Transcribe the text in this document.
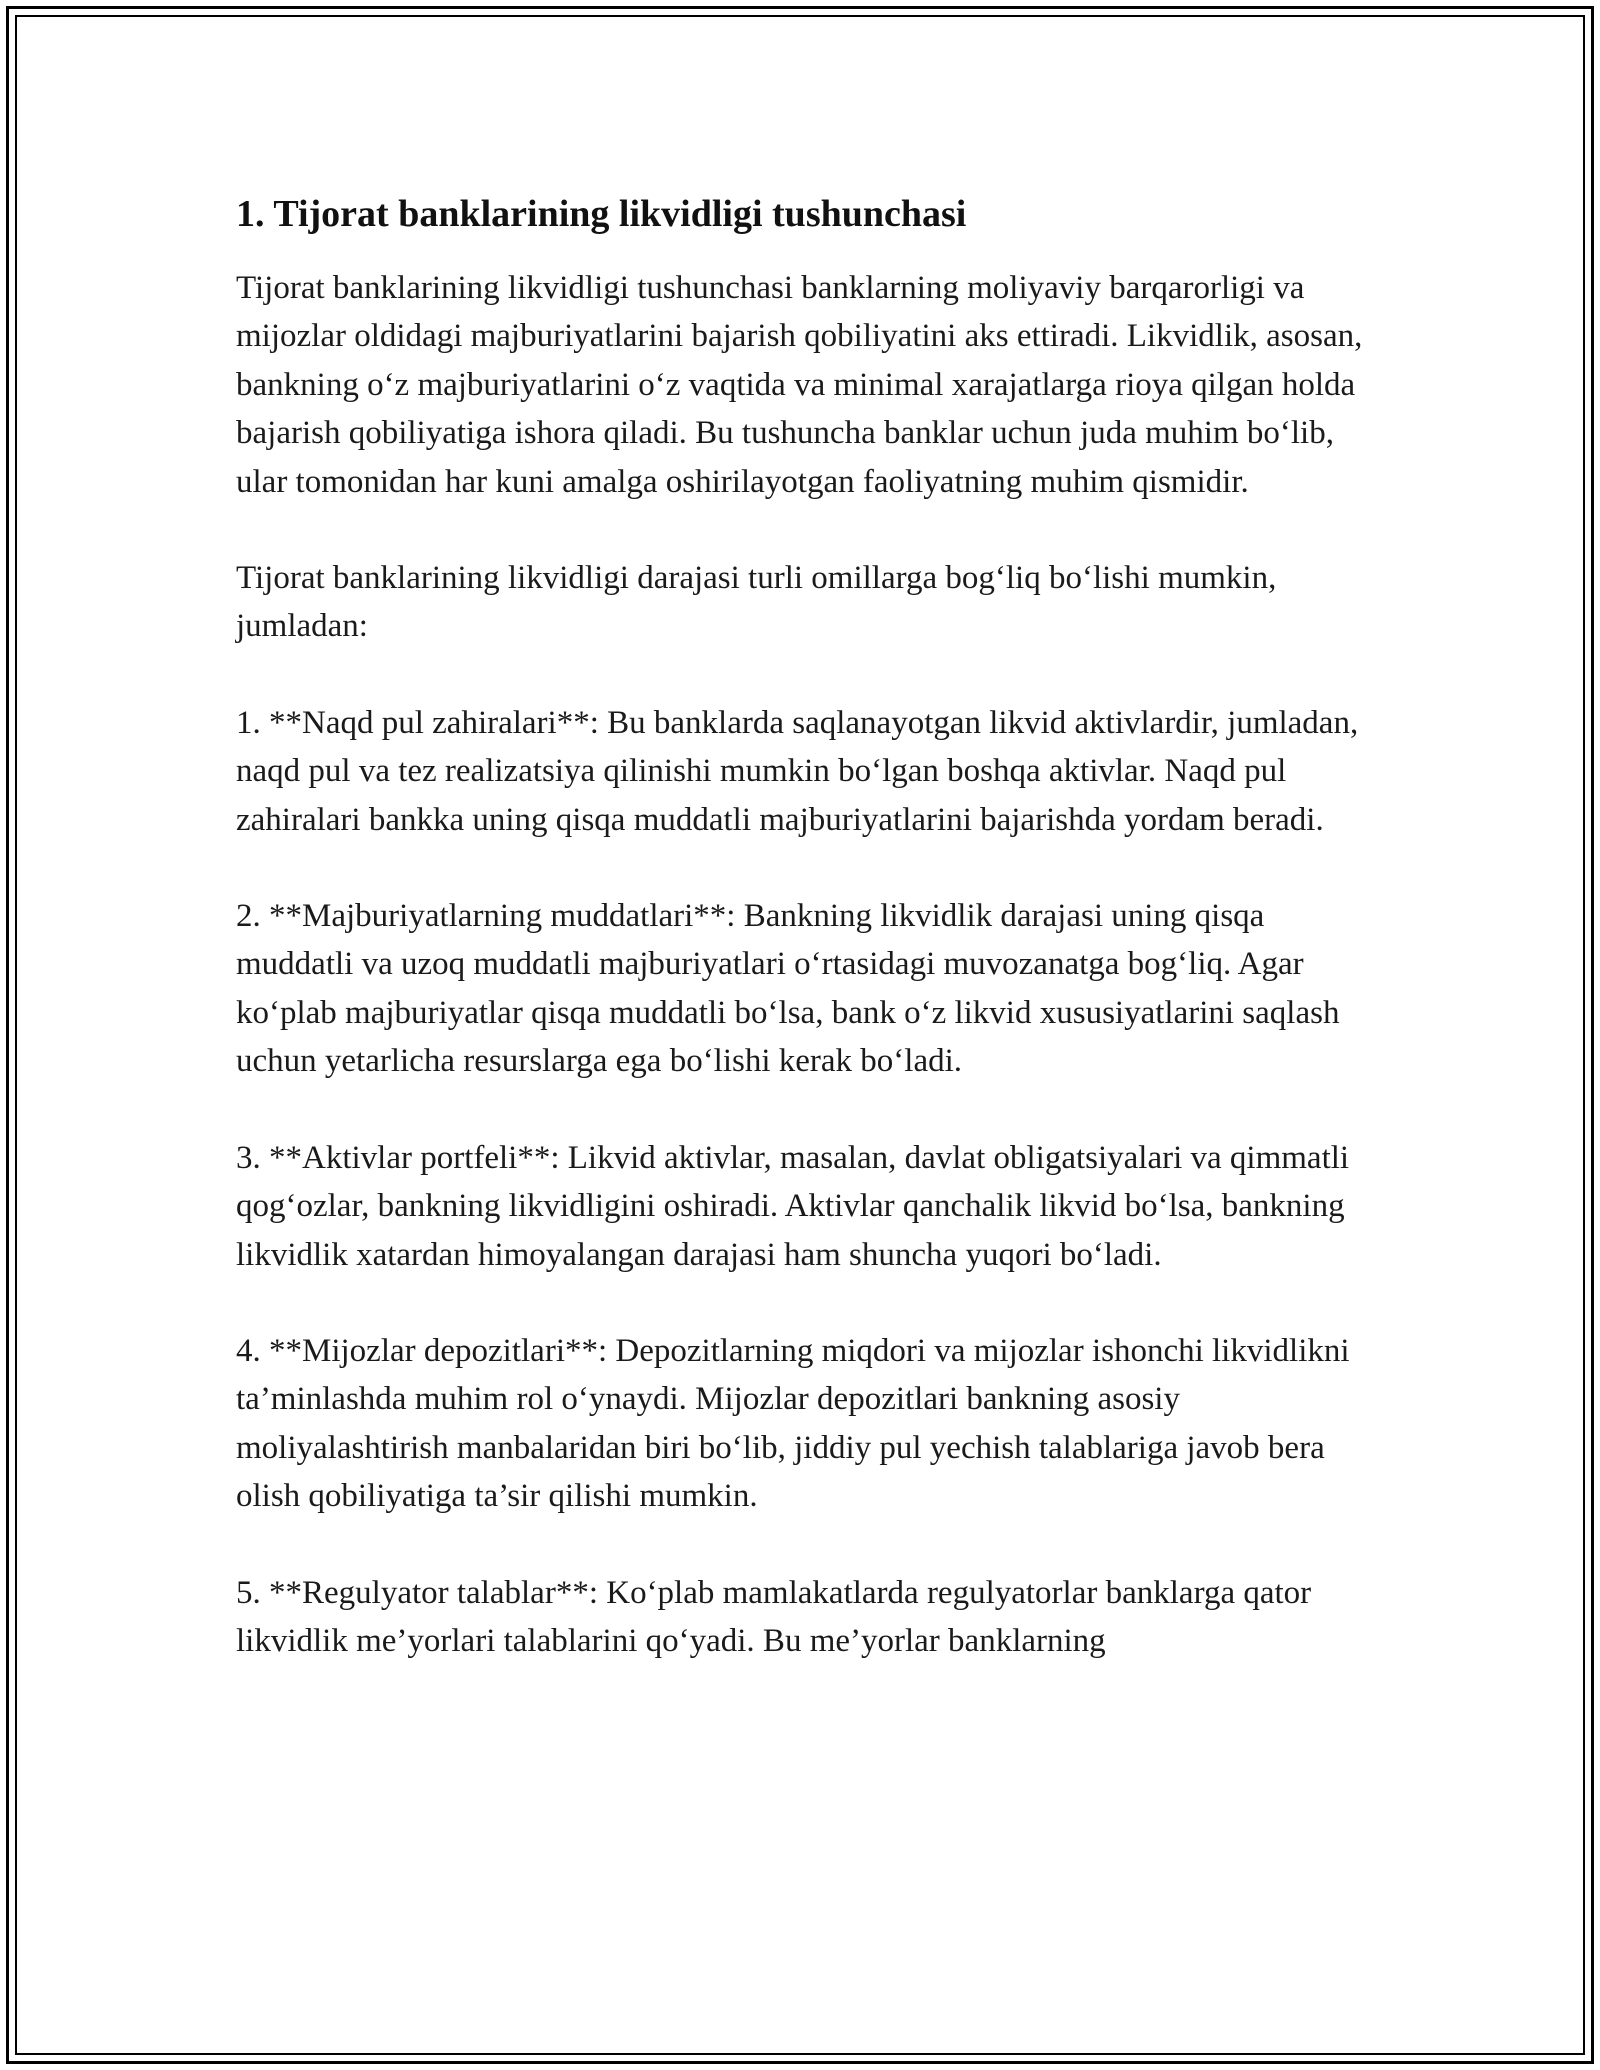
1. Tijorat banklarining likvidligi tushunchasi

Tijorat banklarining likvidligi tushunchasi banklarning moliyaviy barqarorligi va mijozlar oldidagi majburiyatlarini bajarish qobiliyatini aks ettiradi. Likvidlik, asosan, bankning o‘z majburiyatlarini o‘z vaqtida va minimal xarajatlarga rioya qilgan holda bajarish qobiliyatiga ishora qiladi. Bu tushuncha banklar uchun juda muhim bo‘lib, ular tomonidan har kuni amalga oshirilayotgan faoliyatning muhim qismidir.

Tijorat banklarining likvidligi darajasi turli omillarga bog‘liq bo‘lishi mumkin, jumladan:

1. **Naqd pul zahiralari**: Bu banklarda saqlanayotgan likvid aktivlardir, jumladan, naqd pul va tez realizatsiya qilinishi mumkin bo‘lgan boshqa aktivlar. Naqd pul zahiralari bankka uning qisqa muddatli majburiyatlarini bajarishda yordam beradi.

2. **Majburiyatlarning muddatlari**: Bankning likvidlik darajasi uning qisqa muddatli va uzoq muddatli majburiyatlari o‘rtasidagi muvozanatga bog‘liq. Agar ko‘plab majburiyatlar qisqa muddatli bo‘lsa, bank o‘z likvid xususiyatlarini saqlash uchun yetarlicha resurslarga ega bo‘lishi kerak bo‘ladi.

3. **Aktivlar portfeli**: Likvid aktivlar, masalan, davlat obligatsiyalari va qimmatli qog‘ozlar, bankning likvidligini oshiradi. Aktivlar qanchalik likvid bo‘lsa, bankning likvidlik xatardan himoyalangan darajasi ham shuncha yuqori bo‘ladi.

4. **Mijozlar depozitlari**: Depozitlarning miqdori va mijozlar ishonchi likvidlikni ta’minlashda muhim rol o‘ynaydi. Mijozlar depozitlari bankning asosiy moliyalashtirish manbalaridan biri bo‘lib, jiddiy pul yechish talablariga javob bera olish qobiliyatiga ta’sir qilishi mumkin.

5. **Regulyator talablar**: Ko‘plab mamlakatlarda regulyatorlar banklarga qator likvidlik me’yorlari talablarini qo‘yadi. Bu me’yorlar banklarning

...

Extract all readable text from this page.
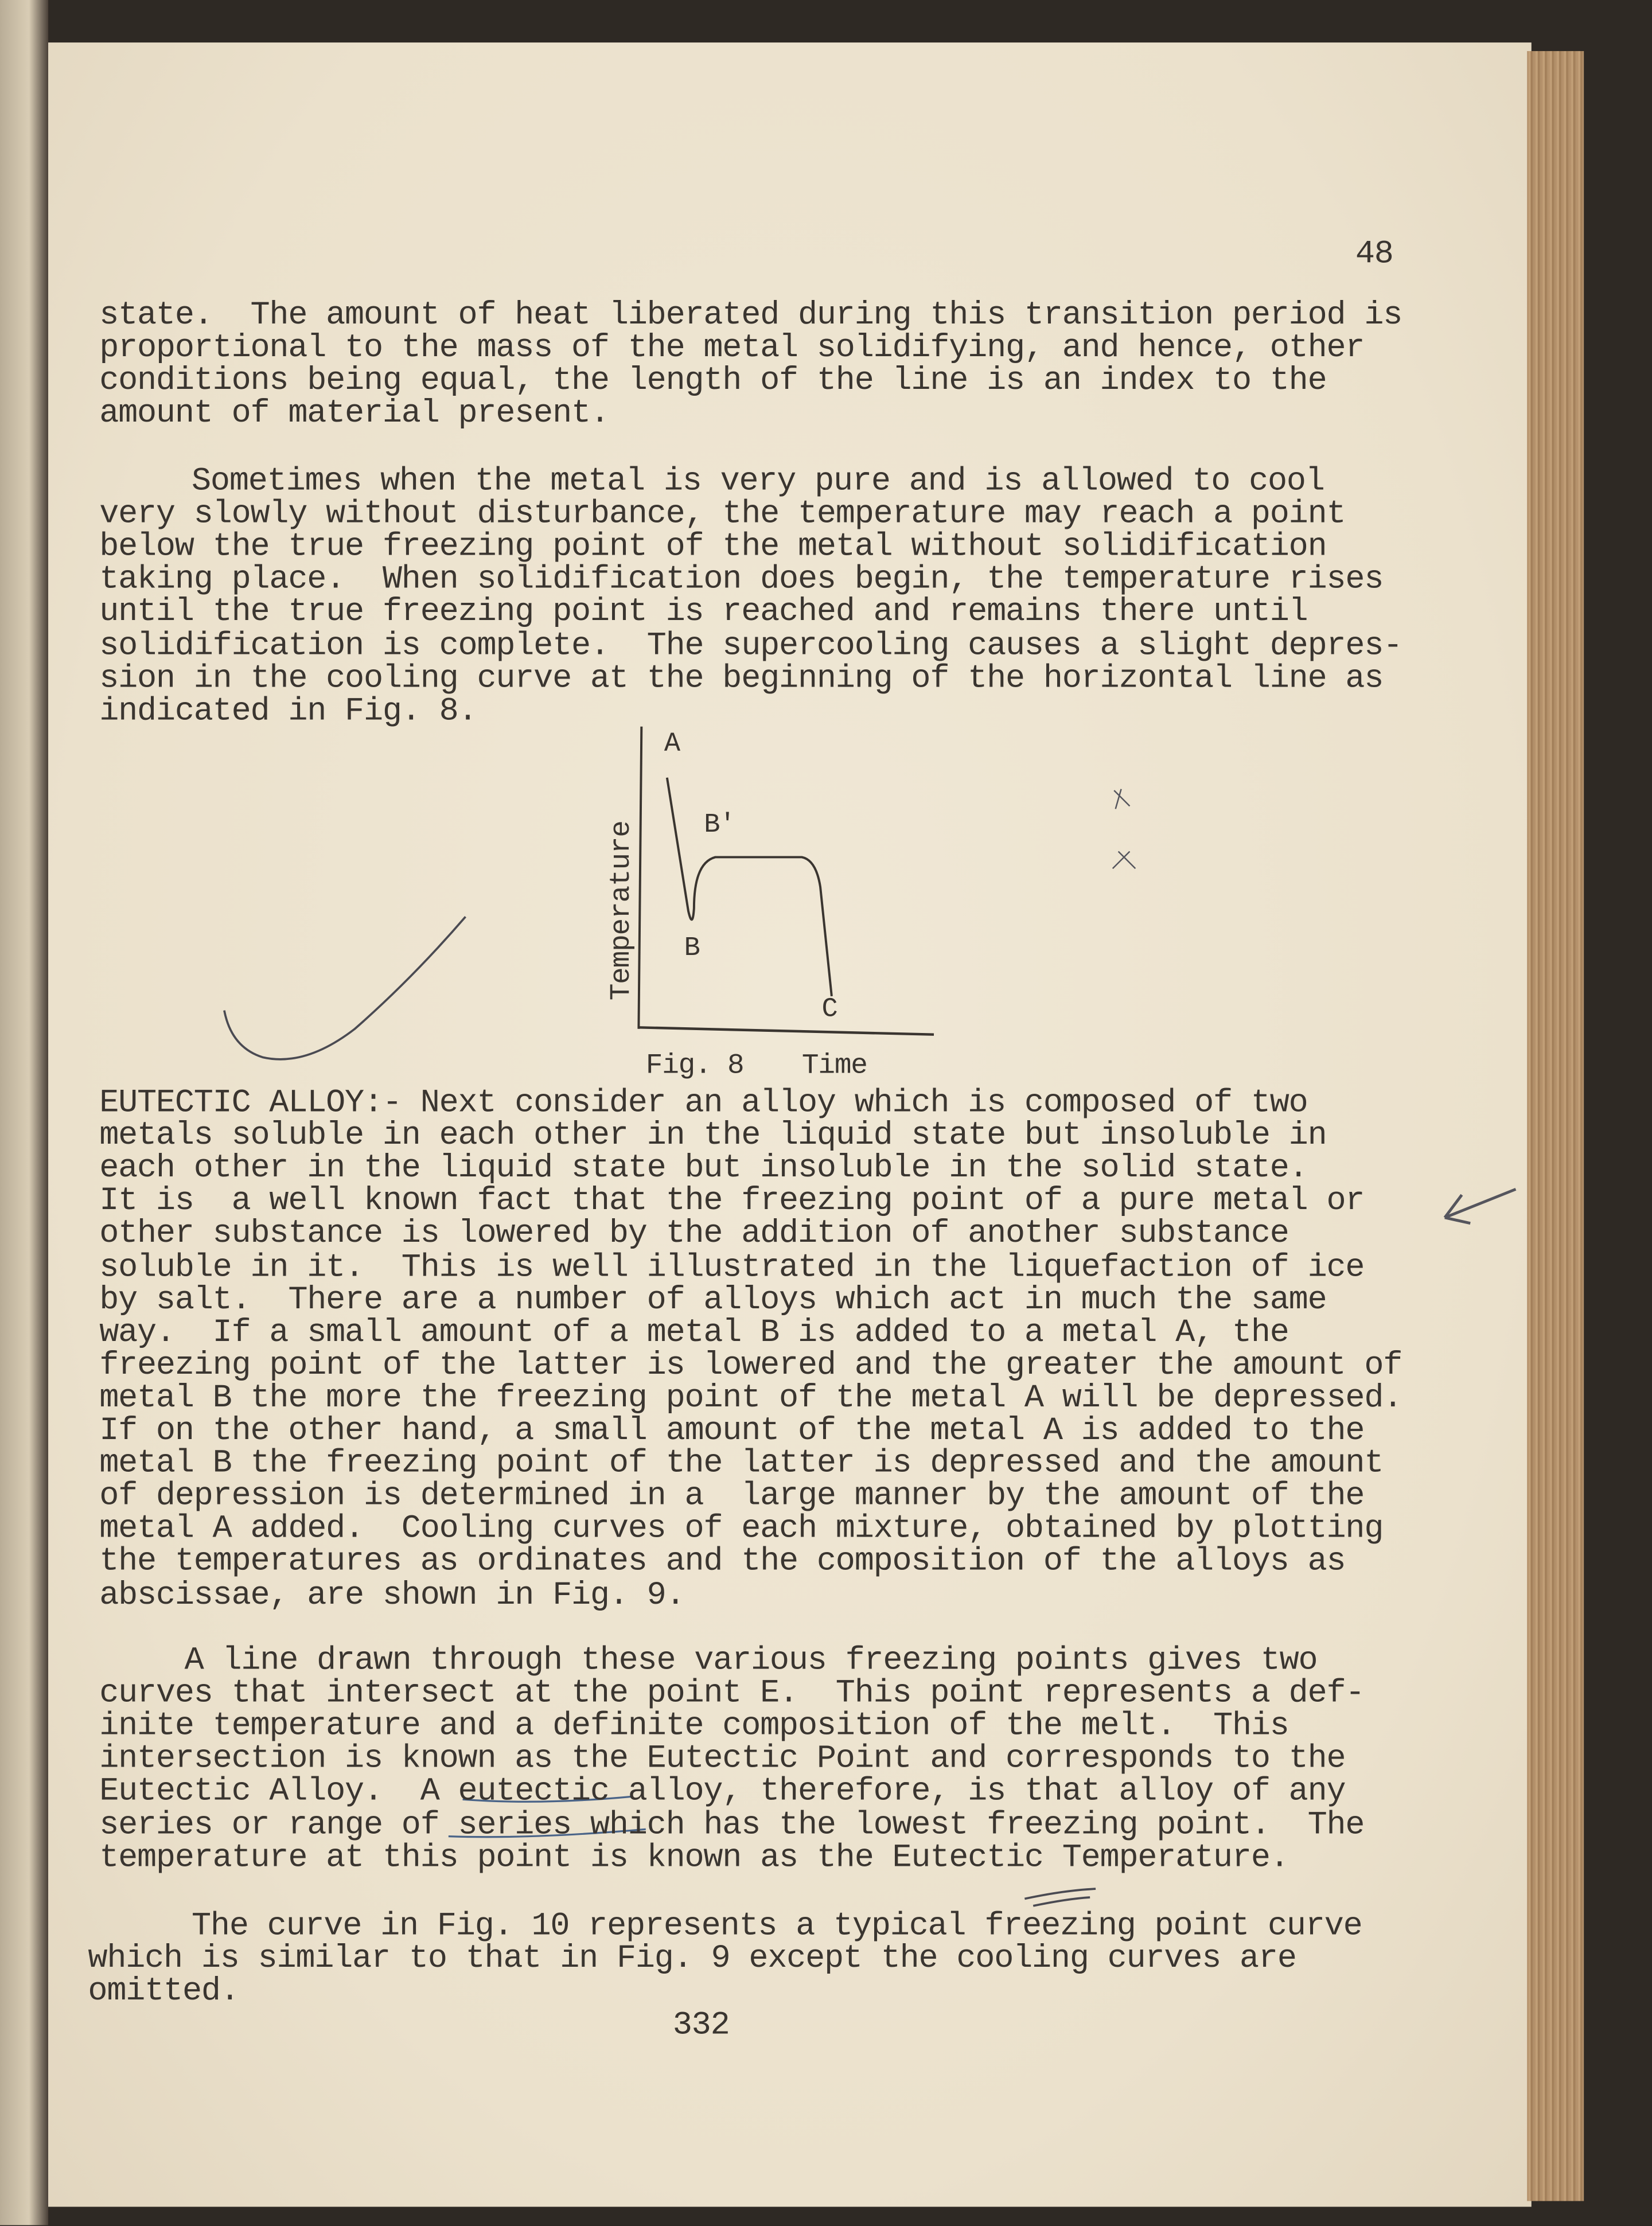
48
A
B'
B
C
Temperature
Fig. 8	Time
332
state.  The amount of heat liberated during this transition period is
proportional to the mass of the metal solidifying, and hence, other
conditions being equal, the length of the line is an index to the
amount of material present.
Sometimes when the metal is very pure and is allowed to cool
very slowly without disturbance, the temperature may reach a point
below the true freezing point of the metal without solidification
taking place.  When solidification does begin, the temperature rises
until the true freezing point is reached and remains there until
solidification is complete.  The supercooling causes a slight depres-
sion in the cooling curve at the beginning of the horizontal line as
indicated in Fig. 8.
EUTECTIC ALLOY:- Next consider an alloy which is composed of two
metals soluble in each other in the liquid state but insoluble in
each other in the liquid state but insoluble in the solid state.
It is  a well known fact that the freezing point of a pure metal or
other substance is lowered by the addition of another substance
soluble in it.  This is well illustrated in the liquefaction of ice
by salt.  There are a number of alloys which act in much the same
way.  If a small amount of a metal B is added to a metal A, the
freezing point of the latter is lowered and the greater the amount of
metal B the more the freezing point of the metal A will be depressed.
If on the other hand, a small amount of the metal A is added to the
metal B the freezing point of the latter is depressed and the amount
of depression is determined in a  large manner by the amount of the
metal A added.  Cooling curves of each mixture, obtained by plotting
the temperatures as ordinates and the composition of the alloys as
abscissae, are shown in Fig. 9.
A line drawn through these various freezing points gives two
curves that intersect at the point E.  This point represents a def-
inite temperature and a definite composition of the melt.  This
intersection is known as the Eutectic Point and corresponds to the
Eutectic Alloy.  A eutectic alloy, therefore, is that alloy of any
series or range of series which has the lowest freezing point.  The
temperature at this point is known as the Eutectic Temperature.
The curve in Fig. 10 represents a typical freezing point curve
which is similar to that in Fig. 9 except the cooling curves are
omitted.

▶ _GOAL OF THE EXERCISE_
Lines that hold the word "banklarning" are the ones to return, every one of them.

▶ _ANSWER FOR THE TASK_
Tijorat banklarining likvidligi tushunchasi banklarning moliyaviy barqarorligi va mijozlar oldidagi majburiyatlarini bajarish qobiliyatini aks ettiradi. Likvidlik, asosan, bankning o‘z majburiyatlarini o‘z vaqtida va minimal xarajatlarga rioya qilgan holda bajarish qobiliyatiga ishora qiladi. Bu tushuncha banklar uchun juda muhim bo‘lib, ular tomonidan har kuni amalga oshirilayotgan faoliyatning muhim qismidir.
5. **Regulyator talablar**: Ko‘plab mamlakatlarda regulyatorlar banklarga qator likvidlik me’yorlari talablarini qo‘yadi. Bu me’yorlar banklarning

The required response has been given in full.